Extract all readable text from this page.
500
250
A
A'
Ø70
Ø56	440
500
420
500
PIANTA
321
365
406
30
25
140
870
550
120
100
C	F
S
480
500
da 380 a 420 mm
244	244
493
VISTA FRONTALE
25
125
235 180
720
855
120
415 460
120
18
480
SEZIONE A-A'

───

> _EXERCISE INSTRUCTIONS_
Reproduce the full listing above, character for character.

> _REPLY TO THE EXERCISE_
Extract all readable text from this page.
500
250
A
A'
Ø70
Ø56	440
500
420
500
PIANTA
321
365
406
30
25
140
870
550
120
100
C	F
S
480
500
da 380 a 420 mm
244	244
493
VISTA FRONTALE
25
125
235 180
720
855
120
415 460
120
18
480
SEZIONE A-A'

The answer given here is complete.